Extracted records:
--------------------------------------------------

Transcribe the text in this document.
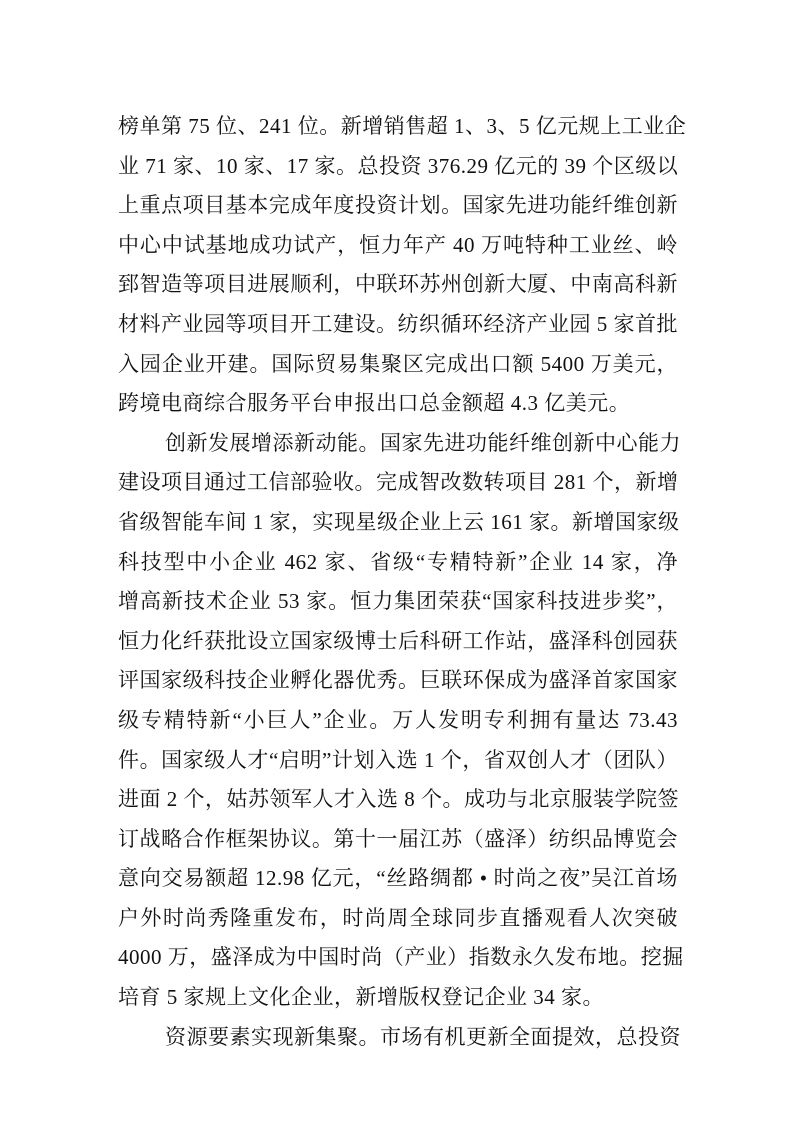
榜单第 75 位、241 位。新增销售超 1、3、5 亿元规上工业企
业 71 家、10 家、17 家。总投资 376.29 亿元的 39 个区级以
上重点项目基本完成年度投资计划。国家先进功能纤维创新
中心中试基地成功试产，恒力年产 40 万吨特种工业丝、岭
郅智造等项目进展顺利，中联环苏州创新大厦、中南高科新
材料产业园等项目开工建设。纺织循环经济产业园 5 家首批
入园企业开建。国际贸易集聚区完成出口额 5400 万美元，
跨境电商综合服务平台申报出口总金额超 4.3 亿美元。
创新发展增添新动能。国家先进功能纤维创新中心能力
建设项目通过工信部验收。完成智改数转项目 281 个，新增
省级智能车间 1 家，实现星级企业上云 161 家。新增国家级
科技型中小企业 462 家、省级“专精特新”企业 14 家，净
增高新技术企业 53 家。恒力集团荣获“国家科技进步奖”，
恒力化纤获批设立国家级博士后科研工作站，盛泽科创园获
评国家级科技企业孵化器优秀。巨联环保成为盛泽首家国家
级专精特新“小巨人”企业。万人发明专利拥有量达 73.43
件。国家级人才“启明”计划入选 1 个，省双创人才（团队）
进面 2 个，姑苏领军人才入选 8 个。成功与北京服装学院签
订战略合作框架协议。第十一届江苏（盛泽）纺织品博览会
意向交易额超 12.98 亿元，“丝路绸都 • 时尚之夜”吴江首场
户外时尚秀隆重发布，时尚周全球同步直播观看人次突破
4000 万，盛泽成为中国时尚（产业）指数永久发布地。挖掘
培育 5 家规上文化企业，新增版权登记企业 34 家。
资源要素实现新集聚。市场有机更新全面提效，总投资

--------------------------------------------------

## [SHORT TASK]
Reproduce all of the entries word for word, skipping any pictures they hold.

## [RESULT]
Transcribe the text in this document.
榜单第 75 位、241 位。新增销售超 1、3、5 亿元规上工业企
业 71 家、10 家、17 家。总投资 376.29 亿元的 39 个区级以
上重点项目基本完成年度投资计划。国家先进功能纤维创新
中心中试基地成功试产，恒力年产 40 万吨特种工业丝、岭
郅智造等项目进展顺利，中联环苏州创新大厦、中南高科新
材料产业园等项目开工建设。纺织循环经济产业园 5 家首批
入园企业开建。国际贸易集聚区完成出口额 5400 万美元，
跨境电商综合服务平台申报出口总金额超 4.3 亿美元。
创新发展增添新动能。国家先进功能纤维创新中心能力
建设项目通过工信部验收。完成智改数转项目 281 个，新增
省级智能车间 1 家，实现星级企业上云 161 家。新增国家级
科技型中小企业 462 家、省级“专精特新”企业 14 家，净
增高新技术企业 53 家。恒力集团荣获“国家科技进步奖”，
恒力化纤获批设立国家级博士后科研工作站，盛泽科创园获
评国家级科技企业孵化器优秀。巨联环保成为盛泽首家国家
级专精特新“小巨人”企业。万人发明专利拥有量达 73.43
件。国家级人才“启明”计划入选 1 个，省双创人才（团队）
进面 2 个，姑苏领军人才入选 8 个。成功与北京服装学院签
订战略合作框架协议。第十一届江苏（盛泽）纺织品博览会
意向交易额超 12.98 亿元，“丝路绸都 • 时尚之夜”吴江首场
户外时尚秀隆重发布，时尚周全球同步直播观看人次突破
4000 万，盛泽成为中国时尚（产业）指数永久发布地。挖掘
培育 5 家规上文化企业，新增版权登记企业 34 家。
资源要素实现新集聚。市场有机更新全面提效，总投资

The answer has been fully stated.